— Given instruction —
Return, unchanged, the stretch of the data from its first line through the line that contains "legend-item-equity-growth[interactable]: Equity Growth".

— Data records —
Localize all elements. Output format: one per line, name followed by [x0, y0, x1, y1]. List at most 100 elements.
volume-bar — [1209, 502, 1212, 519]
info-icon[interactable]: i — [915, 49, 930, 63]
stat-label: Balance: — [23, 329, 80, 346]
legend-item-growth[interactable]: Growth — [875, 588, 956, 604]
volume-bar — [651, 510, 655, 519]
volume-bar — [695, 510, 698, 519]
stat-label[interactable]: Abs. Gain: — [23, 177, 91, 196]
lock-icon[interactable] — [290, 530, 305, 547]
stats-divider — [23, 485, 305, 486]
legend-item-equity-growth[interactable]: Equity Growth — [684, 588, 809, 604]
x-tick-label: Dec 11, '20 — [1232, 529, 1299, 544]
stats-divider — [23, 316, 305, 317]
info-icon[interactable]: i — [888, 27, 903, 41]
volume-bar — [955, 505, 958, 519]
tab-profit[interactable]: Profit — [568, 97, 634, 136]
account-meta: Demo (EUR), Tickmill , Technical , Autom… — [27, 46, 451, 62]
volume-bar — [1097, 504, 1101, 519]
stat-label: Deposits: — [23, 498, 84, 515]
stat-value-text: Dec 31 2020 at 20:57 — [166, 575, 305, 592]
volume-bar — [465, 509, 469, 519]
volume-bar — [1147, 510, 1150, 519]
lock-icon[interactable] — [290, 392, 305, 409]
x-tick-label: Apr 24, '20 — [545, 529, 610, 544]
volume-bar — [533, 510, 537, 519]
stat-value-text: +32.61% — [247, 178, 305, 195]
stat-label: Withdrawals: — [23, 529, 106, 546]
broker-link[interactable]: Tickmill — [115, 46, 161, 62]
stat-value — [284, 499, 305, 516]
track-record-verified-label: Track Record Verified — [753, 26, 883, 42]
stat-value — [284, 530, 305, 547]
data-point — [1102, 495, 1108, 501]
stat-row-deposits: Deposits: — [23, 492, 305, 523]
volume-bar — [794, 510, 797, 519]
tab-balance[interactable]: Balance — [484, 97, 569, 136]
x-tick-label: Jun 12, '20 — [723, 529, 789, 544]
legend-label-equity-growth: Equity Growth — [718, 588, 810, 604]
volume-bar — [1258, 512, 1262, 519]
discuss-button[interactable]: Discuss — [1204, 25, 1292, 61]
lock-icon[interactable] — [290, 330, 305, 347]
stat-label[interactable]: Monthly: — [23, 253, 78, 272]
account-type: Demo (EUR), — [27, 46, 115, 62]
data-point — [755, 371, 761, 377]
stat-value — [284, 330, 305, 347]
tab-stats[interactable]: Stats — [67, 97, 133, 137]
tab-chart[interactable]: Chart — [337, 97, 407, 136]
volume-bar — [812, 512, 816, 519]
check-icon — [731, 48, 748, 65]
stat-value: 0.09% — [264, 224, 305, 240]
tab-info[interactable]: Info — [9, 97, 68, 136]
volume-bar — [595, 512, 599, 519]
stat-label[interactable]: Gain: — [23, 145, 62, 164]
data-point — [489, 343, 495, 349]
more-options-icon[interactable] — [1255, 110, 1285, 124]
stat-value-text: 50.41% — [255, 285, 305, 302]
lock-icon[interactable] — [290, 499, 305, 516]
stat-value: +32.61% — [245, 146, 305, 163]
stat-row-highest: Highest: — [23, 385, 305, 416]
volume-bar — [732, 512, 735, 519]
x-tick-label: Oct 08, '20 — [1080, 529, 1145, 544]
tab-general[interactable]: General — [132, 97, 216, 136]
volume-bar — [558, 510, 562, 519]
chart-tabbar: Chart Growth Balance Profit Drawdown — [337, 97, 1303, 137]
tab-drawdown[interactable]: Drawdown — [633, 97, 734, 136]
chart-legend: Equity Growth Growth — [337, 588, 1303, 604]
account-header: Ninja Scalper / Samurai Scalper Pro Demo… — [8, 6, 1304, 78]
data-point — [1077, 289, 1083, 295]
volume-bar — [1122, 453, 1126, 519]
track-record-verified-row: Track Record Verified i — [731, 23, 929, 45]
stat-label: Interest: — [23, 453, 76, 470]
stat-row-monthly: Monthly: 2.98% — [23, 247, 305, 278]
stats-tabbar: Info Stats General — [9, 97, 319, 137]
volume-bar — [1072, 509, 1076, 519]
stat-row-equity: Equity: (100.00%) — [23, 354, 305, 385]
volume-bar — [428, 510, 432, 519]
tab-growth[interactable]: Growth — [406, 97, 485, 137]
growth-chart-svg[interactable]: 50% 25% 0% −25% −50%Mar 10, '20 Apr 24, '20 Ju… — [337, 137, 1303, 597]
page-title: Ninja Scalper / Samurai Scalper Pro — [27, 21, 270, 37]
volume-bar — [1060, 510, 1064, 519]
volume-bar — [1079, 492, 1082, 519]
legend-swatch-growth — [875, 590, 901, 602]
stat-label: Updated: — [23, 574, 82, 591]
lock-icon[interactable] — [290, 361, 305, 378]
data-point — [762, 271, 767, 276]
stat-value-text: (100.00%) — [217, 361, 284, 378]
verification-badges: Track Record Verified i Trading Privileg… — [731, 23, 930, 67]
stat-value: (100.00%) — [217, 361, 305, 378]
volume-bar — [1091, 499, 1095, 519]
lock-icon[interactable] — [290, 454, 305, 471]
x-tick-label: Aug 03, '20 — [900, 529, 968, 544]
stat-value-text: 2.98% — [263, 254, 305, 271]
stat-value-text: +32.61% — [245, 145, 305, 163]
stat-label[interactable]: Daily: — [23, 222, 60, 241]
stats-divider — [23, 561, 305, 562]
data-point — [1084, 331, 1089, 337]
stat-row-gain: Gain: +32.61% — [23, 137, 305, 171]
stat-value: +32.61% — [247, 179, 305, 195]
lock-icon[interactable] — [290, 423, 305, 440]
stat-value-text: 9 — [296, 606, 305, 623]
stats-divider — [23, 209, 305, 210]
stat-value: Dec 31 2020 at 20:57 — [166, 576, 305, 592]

— Answer for the task —
Localize all elements. Output format: one per line, name followed by [x0, y0, x1, y1]. List at most 100 elements.
volume-bar — [1209, 502, 1212, 519]
info-icon[interactable]: i — [915, 49, 930, 63]
stat-label: Balance: — [23, 329, 80, 346]
legend-item-growth[interactable]: Growth — [875, 588, 956, 604]
volume-bar — [651, 510, 655, 519]
volume-bar — [695, 510, 698, 519]
stat-label[interactable]: Abs. Gain: — [23, 177, 91, 196]
lock-icon[interactable] — [290, 530, 305, 547]
stats-divider — [23, 485, 305, 486]
legend-item-equity-growth[interactable]: Equity Growth — [684, 588, 809, 604]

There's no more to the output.